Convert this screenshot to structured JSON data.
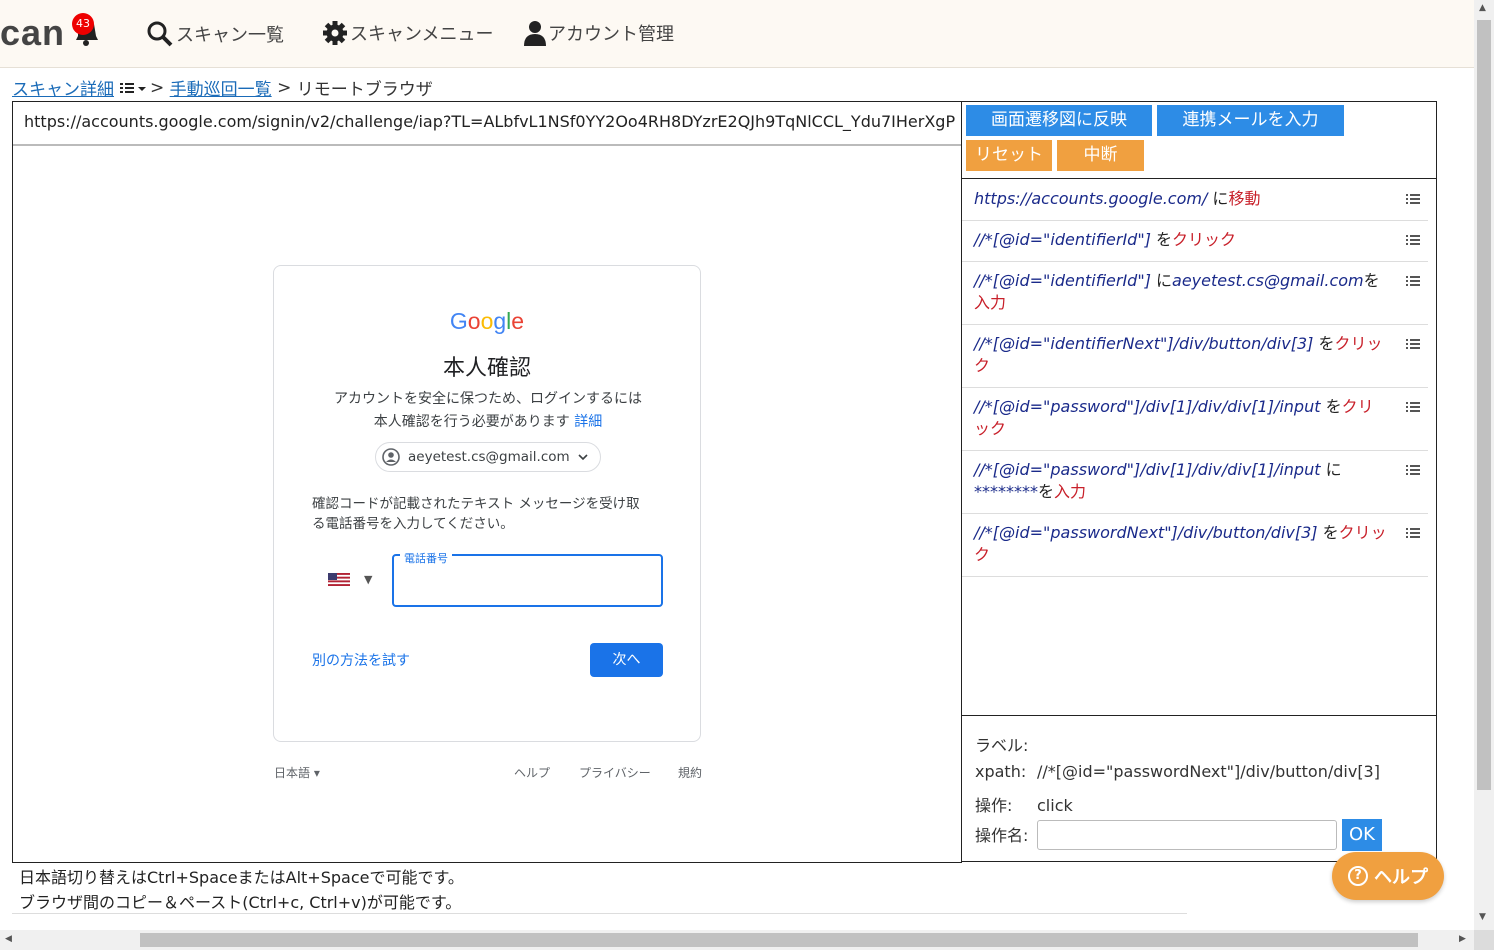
{
  "header": {
    "logo": "can",
    "badge_count": "43",
    "nav": [
      {
        "label": "スキャン一覧",
        "icon": "search-icon"
      },
      {
        "label": "スキャンメニュー",
        "icon": "gear-icon"
      },
      {
        "label": "アカウント管理",
        "icon": "user-icon"
      }
    ]
  },
  "breadcrumb": {
    "scan_detail": "スキャン詳細",
    "sep1": ">",
    "manual_list": "手動巡回一覧",
    "sep2": ">",
    "current": "リモートブラウザ"
  },
  "browser": {
    "url": "https://accounts.google.com/signin/v2/challenge/iap?TL=ALbfvL1NSf0YY2Oo4RH8DYzrE2QJh9TqNlCCL_Ydu7IHerXgP",
    "google": {
      "logo": "Google",
      "title": "本人確認",
      "desc_line1": "アカウントを安全に保つため、ログインするには",
      "desc_line2": "本人確認を行う必要があります",
      "desc_link": "詳細",
      "email": "aeyetest.cs@gmail.com",
      "msg_line1": "確認コードが記載されたテキスト メッセージを受け取",
      "msg_line2": "る電話番号を入力してください。",
      "phone_label": "電話番号",
      "alt_link": "別の方法を試す",
      "next_button": "次へ",
      "footer_lang": "日本語",
      "footer_help": "ヘルプ",
      "footer_privacy": "プライバシー",
      "footer_terms": "規約"
    }
  },
  "panel": {
    "buttons": {
      "reflect": "画面遷移図に反映",
      "mail": "連携メールを入力",
      "reset": "リセット",
      "abort": "中断"
    },
    "steps": [
      {
        "target": "https://accounts.google.com/",
        "mid": " に",
        "value": "",
        "after": "",
        "action": "移動"
      },
      {
        "target": "//*[@id=\"identifierId\"]",
        "mid": " を",
        "value": "",
        "after": "",
        "action": "クリック"
      },
      {
        "target": "//*[@id=\"identifierId\"]",
        "mid": " に",
        "value": "aeyetest.cs@gmail.com",
        "after": "を",
        "action": "入力"
      },
      {
        "target": "//*[@id=\"identifierNext\"]/div/button/div[3]",
        "mid": " を",
        "value": "",
        "after": "",
        "action": "クリック"
      },
      {
        "target": "//*[@id=\"password\"]/div[1]/div/div[1]/input",
        "mid": " を",
        "value": "",
        "after": "",
        "action": "クリック"
      },
      {
        "target": "//*[@id=\"password\"]/div[1]/div/div[1]/input",
        "mid": " に",
        "value": "********",
        "after": "を",
        "action": "入力"
      },
      {
        "target": "//*[@id=\"passwordNext\"]/div/button/div[3]",
        "mid": " を",
        "value": "",
        "after": "",
        "action": "クリック"
      }
    ],
    "detail": {
      "label_key": "ラベル:",
      "label_val": "",
      "xpath_key": "xpath:",
      "xpath_val": "//*[@id=\"passwordNext\"]/div/button/div[3]",
      "op_key": "操作:",
      "op_val": "click",
      "opname_key": "操作名:",
      "opname_val": "",
      "ok": "OK"
    }
  },
  "notes": {
    "line1": "日本語切り替えはCtrl+SpaceまたはAlt+Spaceで可能です。",
    "line2": "ブラウザ間のコピー＆ペースト(Ctrl+c, Ctrl+v)が可能です。"
  },
  "help_button": "ヘルプ"
}
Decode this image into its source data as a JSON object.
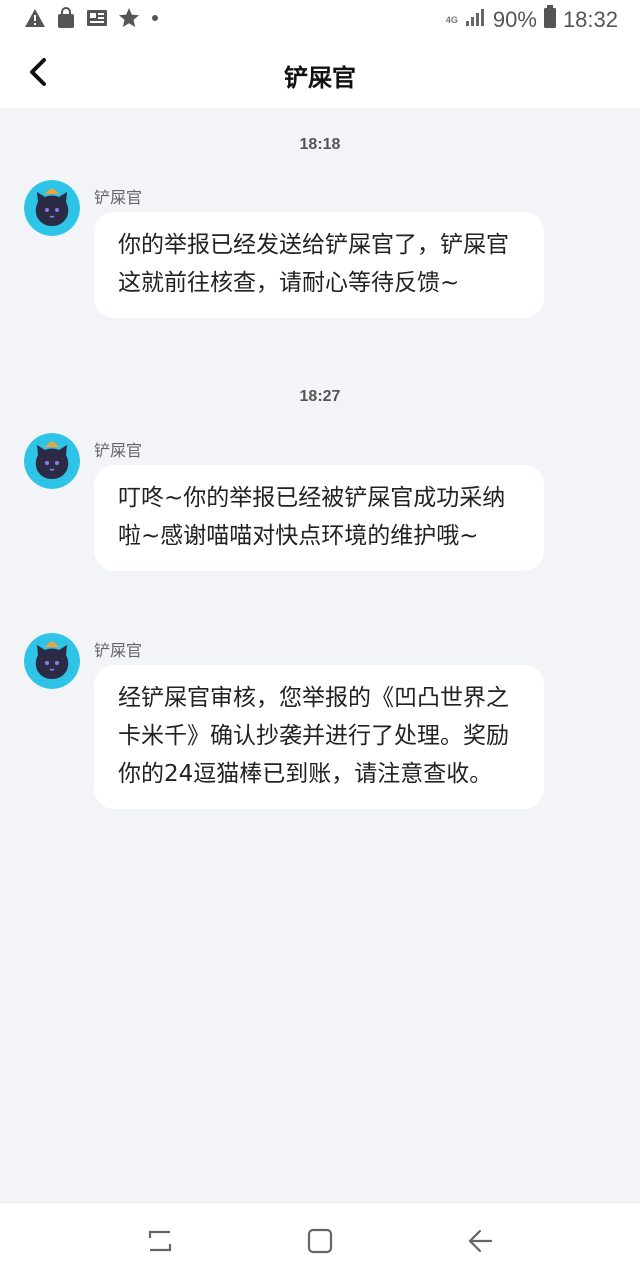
{
  "status_bar": {
    "network_type": "4G",
    "battery_percent": "90%",
    "time": "18:32",
    "notification_icons": [
      "warning-icon",
      "shopping-bag-icon",
      "news-icon",
      "star-icon",
      "dot-icon"
    ]
  },
  "header": {
    "title": "铲屎官"
  },
  "chat": {
    "groups": [
      {
        "time": "18:18",
        "sender": "铲屎官",
        "text": "你的举报已经发送给铲屎官了，铲屎官这就前往核查，请耐心等待反馈~"
      },
      {
        "time": "18:27",
        "sender": "铲屎官",
        "text": "叮咚~你的举报已经被铲屎官成功采纳啦~感谢喵喵对快点环境的维护哦~"
      },
      {
        "sender": "铲屎官",
        "text": "经铲屎官审核，您举报的《凹凸世界之卡米千》确认抄袭并进行了处理。奖励你的24逗猫棒已到账，请注意查收。"
      }
    ]
  },
  "colors": {
    "background": "#f3f4f8",
    "bubble": "#ffffff",
    "avatar_bg": "#2ec4e8",
    "avatar_cat": "#2b2b45"
  }
}
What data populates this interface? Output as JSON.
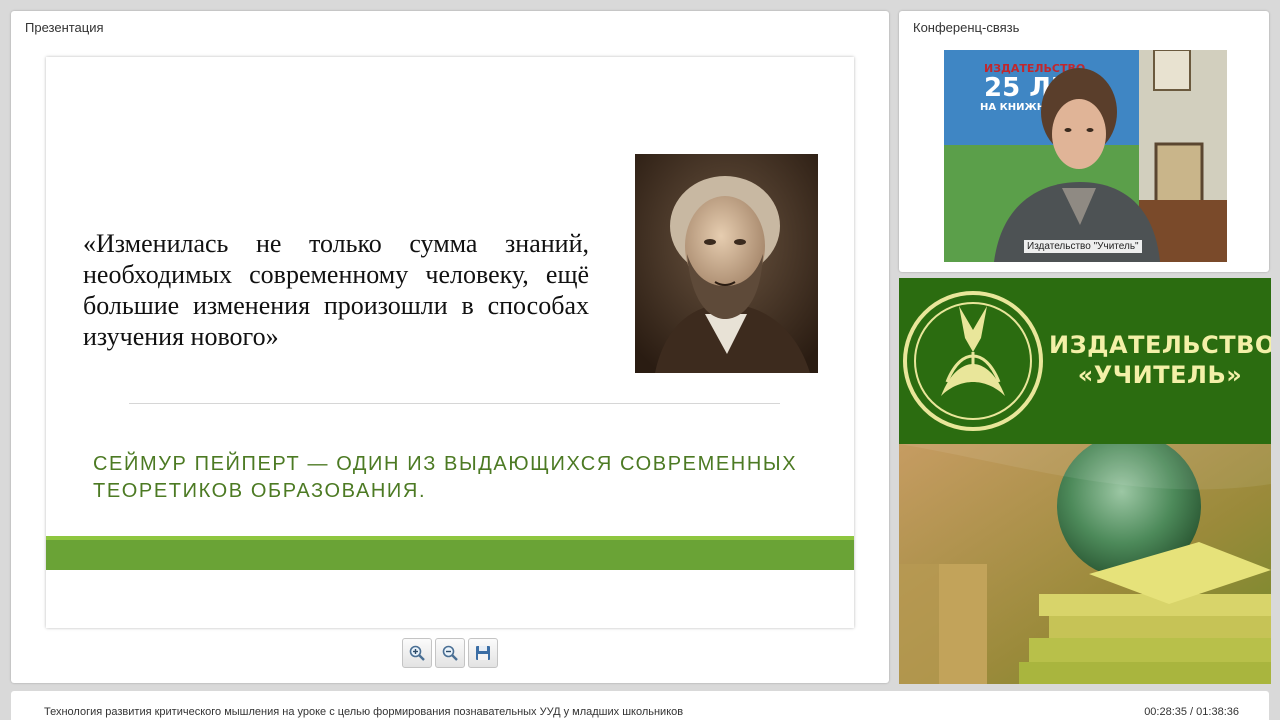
{
  "presentation": {
    "title": "Презентация",
    "slide": {
      "quote": "«Изменилась не только сумма знаний, необходимых современному человеку, ещё большие изменения произошли в способах изучения нового»",
      "caption": "СЕЙМУР ПЕЙПЕРТ — ОДИН ИЗ ВЫДАЮЩИХСЯ СОВРЕМЕННЫХ ТЕОРЕТИКОВ ОБРАЗОВАНИЯ."
    },
    "toolbar": {
      "zoom_in_icon": "zoom-in-icon",
      "zoom_out_icon": "zoom-out-icon",
      "save_icon": "save-icon"
    }
  },
  "conference": {
    "title": "Конференц-связь",
    "participant_label": "Издательство \"Учитель\"",
    "backdrop_text": {
      "line1": "ИЗДАТЕЛЬСТВО",
      "line2": "25 ЛЕТ",
      "line3": "НА КНИЖНО"
    }
  },
  "banner": {
    "line1": "ИЗДАТЕЛЬСТВО",
    "line2": "«УЧИТЕЛЬ»"
  },
  "bottom_bar": {
    "lecture_title": "Технология развития критического мышления на уроке с целью формирования познавательных УУД у младших школьников",
    "time": "00:28:35 / 01:38:36"
  },
  "colors": {
    "accent_green": "#6aa336",
    "caption_green": "#4c7a23",
    "banner_green": "#2a6a0f",
    "banner_text": "#f4f0a8"
  }
}
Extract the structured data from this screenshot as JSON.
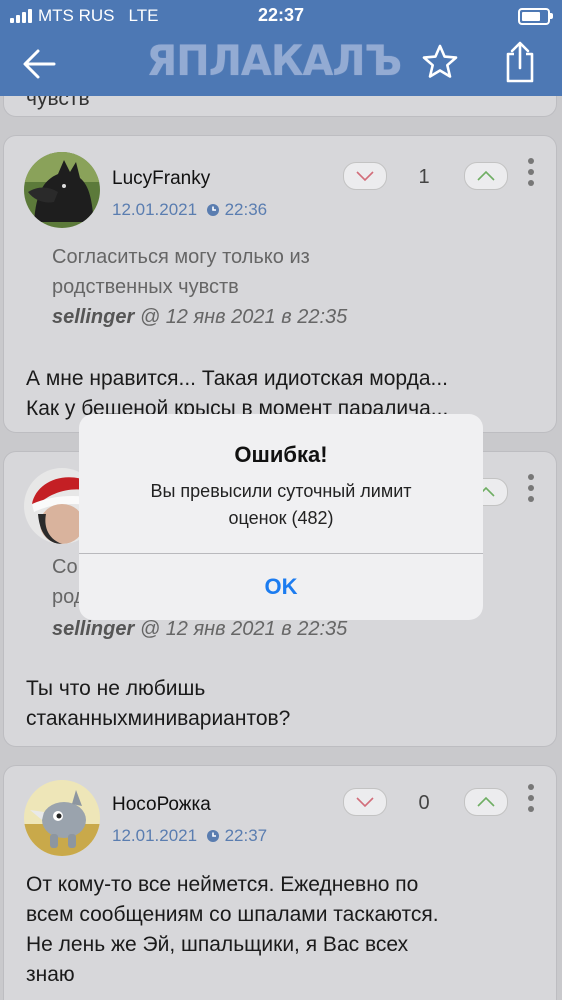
{
  "status_bar": {
    "carrier": "MTS RUS",
    "network": "LTE",
    "time": "22:37"
  },
  "nav": {
    "logo": "ЯПЛАКАЛЪ",
    "icons": [
      "back-arrow-icon",
      "star-icon",
      "share-icon"
    ]
  },
  "feed": {
    "top_fragment": "чувств",
    "posts": [
      {
        "author": "LucyFranky",
        "date": "12.01.2021",
        "time": "22:36",
        "score": "1",
        "quote_lines": [
          "Согласиться могу только из",
          "родственных чувств"
        ],
        "quote_author": "sellinger",
        "quote_meta": "@ 12 янв 2021 в 22:35",
        "text_lines": [
          "А мне нравится... Такая идиотская морда...",
          "Как у бешеной крысы в момент паралича..."
        ]
      },
      {
        "author": "",
        "date": "",
        "time": "",
        "score": "",
        "quote_lines": [
          "Со",
          "род"
        ],
        "quote_author": "sellinger",
        "quote_meta": "@ 12 янв 2021 в 22:35",
        "text_lines": [
          "Ты что не любишь",
          "стаканныхминивариантов?"
        ]
      },
      {
        "author": "НосоРожка",
        "date": "12.01.2021",
        "time": "22:37",
        "score": "0",
        "text_lines": [
          "От кому-то все неймется. Ежедневно по",
          "всем сообщениям со шпалами таскаются.",
          "Не лень же  Эй, шпальщики, я Вас всех",
          "знаю"
        ]
      }
    ]
  },
  "dialog": {
    "title": "Ошибка!",
    "message_lines": [
      "Вы превысили суточный лимит",
      "оценок (482)"
    ],
    "ok_label": "OK"
  },
  "colors": {
    "header_bg": "#4d78b4",
    "link_blue": "#5a7db0",
    "dialog_button": "#1c7cf0"
  }
}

^^^^

Prompt
Omit every picture while copying the listing above exactly.

Expected output
Convert this screenshot to structured JSON data.
{
  "header": {
    "logo": "can",
    "badge_count": "43",
    "nav": [
      {
        "label": "スキャン一覧",
        "icon": "search-icon"
      },
      {
        "label": "スキャンメニュー",
        "icon": "gear-icon"
      },
      {
        "label": "アカウント管理",
        "icon": "user-icon"
      }
    ]
  },
  "breadcrumb": {
    "scan_detail": "スキャン詳細",
    "sep1": ">",
    "manual_list": "手動巡回一覧",
    "sep2": ">",
    "current": "リモートブラウザ"
  },
  "browser": {
    "url": "https://accounts.google.com/signin/v2/challenge/iap?TL=ALbfvL1NSf0YY2Oo4RH8DYzrE2QJh9TqNlCCL_Ydu7IHerXgP",
    "google": {
      "logo": "Google",
      "title": "本人確認",
      "desc_line1": "アカウントを安全に保つため、ログインするには",
      "desc_line2": "本人確認を行う必要があります",
      "desc_link": "詳細",
      "email": "aeyetest.cs@gmail.com",
      "msg_line1": "確認コードが記載されたテキスト メッセージを受け取",
      "msg_line2": "る電話番号を入力してください。",
      "phone_label": "電話番号",
      "alt_link": "別の方法を試す",
      "next_button": "次へ",
      "footer_lang": "日本語",
      "footer_help": "ヘルプ",
      "footer_privacy": "プライバシー",
      "footer_terms": "規約"
    }
  },
  "panel": {
    "buttons": {
      "reflect": "画面遷移図に反映",
      "mail": "連携メールを入力",
      "reset": "リセット",
      "abort": "中断"
    },
    "steps": [
      {
        "target": "https://accounts.google.com/",
        "mid": " に",
        "value": "",
        "after": "",
        "action": "移動"
      },
      {
        "target": "//*[@id=\"identifierId\"]",
        "mid": " を",
        "value": "",
        "after": "",
        "action": "クリック"
      },
      {
        "target": "//*[@id=\"identifierId\"]",
        "mid": " に",
        "value": "aeyetest.cs@gmail.com",
        "after": "を",
        "action": "入力"
      },
      {
        "target": "//*[@id=\"identifierNext\"]/div/button/div[3]",
        "mid": " を",
        "value": "",
        "after": "",
        "action": "クリック"
      },
      {
        "target": "//*[@id=\"password\"]/div[1]/div/div[1]/input",
        "mid": " を",
        "value": "",
        "after": "",
        "action": "クリック"
      },
      {
        "target": "//*[@id=\"password\"]/div[1]/div/div[1]/input",
        "mid": " に",
        "value": "********",
        "after": "を",
        "action": "入力"
      },
      {
        "target": "//*[@id=\"passwordNext\"]/div/button/div[3]",
        "mid": " を",
        "value": "",
        "after": "",
        "action": "クリック"
      }
    ],
    "detail": {
      "label_key": "ラベル:",
      "label_val": "",
      "xpath_key": "xpath:",
      "xpath_val": "//*[@id=\"passwordNext\"]/div/button/div[3]",
      "op_key": "操作:",
      "op_val": "click",
      "opname_key": "操作名:",
      "opname_val": "",
      "ok": "OK"
    }
  },
  "notes": {
    "line1": "日本語切り替えはCtrl+SpaceまたはAlt+Spaceで可能です。",
    "line2": "ブラウザ間のコピー＆ペースト(Ctrl+c, Ctrl+v)が可能です。"
  },
  "help_button": "ヘルプ"
}
Decode this image into its source data as a JSON object.
{
  "status_bar": {
    "network_type": "4G",
    "battery_percent": "90%",
    "time": "18:32",
    "notification_icons": [
      "warning-icon",
      "shopping-bag-icon",
      "news-icon",
      "star-icon",
      "dot-icon"
    ]
  },
  "header": {
    "title": "铲屎官"
  },
  "chat": {
    "groups": [
      {
        "time": "18:18",
        "sender": "铲屎官",
        "text": "你的举报已经发送给铲屎官了，铲屎官这就前往核查，请耐心等待反馈~"
      },
      {
        "time": "18:27",
        "sender": "铲屎官",
        "text": "叮咚~你的举报已经被铲屎官成功采纳啦~感谢喵喵对快点环境的维护哦~"
      },
      {
        "sender": "铲屎官",
        "text": "经铲屎官审核，您举报的《凹凸世界之卡米千》确认抄袭并进行了处理。奖励你的24逗猫棒已到账，请注意查收。"
      }
    ]
  },
  "colors": {
    "background": "#f3f4f8",
    "bubble": "#ffffff",
    "avatar_bg": "#2ec4e8",
    "avatar_cat": "#2b2b45"
  }
}
What data populates this interface? Output as JSON.
{
  "presentation": {
    "title": "Презентация",
    "slide": {
      "quote": "«Изменилась не только сумма знаний, необходимых современному человеку, ещё большие изменения произошли в способах изучения нового»",
      "caption": "СЕЙМУР ПЕЙПЕРТ — ОДИН ИЗ ВЫДАЮЩИХСЯ СОВРЕМЕННЫХ ТЕОРЕТИКОВ ОБРАЗОВАНИЯ."
    },
    "toolbar": {
      "zoom_in_icon": "zoom-in-icon",
      "zoom_out_icon": "zoom-out-icon",
      "save_icon": "save-icon"
    }
  },
  "conference": {
    "title": "Конференц-связь",
    "participant_label": "Издательство \"Учитель\"",
    "backdrop_text": {
      "line1": "ИЗДАТЕЛЬСТВО",
      "line2": "25 ЛЕТ",
      "line3": "НА КНИЖНО"
    }
  },
  "banner": {
    "line1": "ИЗДАТЕЛЬСТВО",
    "line2": "«УЧИТЕЛЬ»"
  },
  "bottom_bar": {
    "lecture_title": "Технология развития критического мышления на уроке с целью формирования познавательных УУД у младших школьников",
    "time": "00:28:35 / 01:38:36"
  },
  "colors": {
    "accent_green": "#6aa336",
    "caption_green": "#4c7a23",
    "banner_green": "#2a6a0f",
    "banner_text": "#f4f0a8"
  }
}
Extract the structured data from this screenshot as JSON.
{
  "status_bar": {
    "carrier": "MTS RUS",
    "network": "LTE",
    "time": "22:37"
  },
  "nav": {
    "logo": "ЯПЛАКАЛЪ",
    "icons": [
      "back-arrow-icon",
      "star-icon",
      "share-icon"
    ]
  },
  "feed": {
    "top_fragment": "чувств",
    "posts": [
      {
        "author": "LucyFranky",
        "date": "12.01.2021",
        "time": "22:36",
        "score": "1",
        "quote_lines": [
          "Согласиться могу только из",
          "родственных чувств"
        ],
        "quote_author": "sellinger",
        "quote_meta": "@ 12 янв 2021 в 22:35",
        "text_lines": [
          "А мне нравится... Такая идиотская морда...",
          "Как у бешеной крысы в момент паралича..."
        ]
      },
      {
        "author": "",
        "date": "",
        "time": "",
        "score": "",
        "quote_lines": [
          "Со",
          "род"
        ],
        "quote_author": "sellinger",
        "quote_meta": "@ 12 янв 2021 в 22:35",
        "text_lines": [
          "Ты что не любишь",
          "стаканныхминивариантов?"
        ]
      },
      {
        "author": "НосоРожка",
        "date": "12.01.2021",
        "time": "22:37",
        "score": "0",
        "text_lines": [
          "От кому-то все неймется. Ежедневно по",
          "всем сообщениям со шпалами таскаются.",
          "Не лень же  Эй, шпальщики, я Вас всех",
          "знаю"
        ]
      }
    ]
  },
  "dialog": {
    "title": "Ошибка!",
    "message_lines": [
      "Вы превысили суточный лимит",
      "оценок (482)"
    ],
    "ok_label": "OK"
  },
  "colors": {
    "header_bg": "#4d78b4",
    "link_blue": "#5a7db0",
    "dialog_button": "#1c7cf0"
  }
}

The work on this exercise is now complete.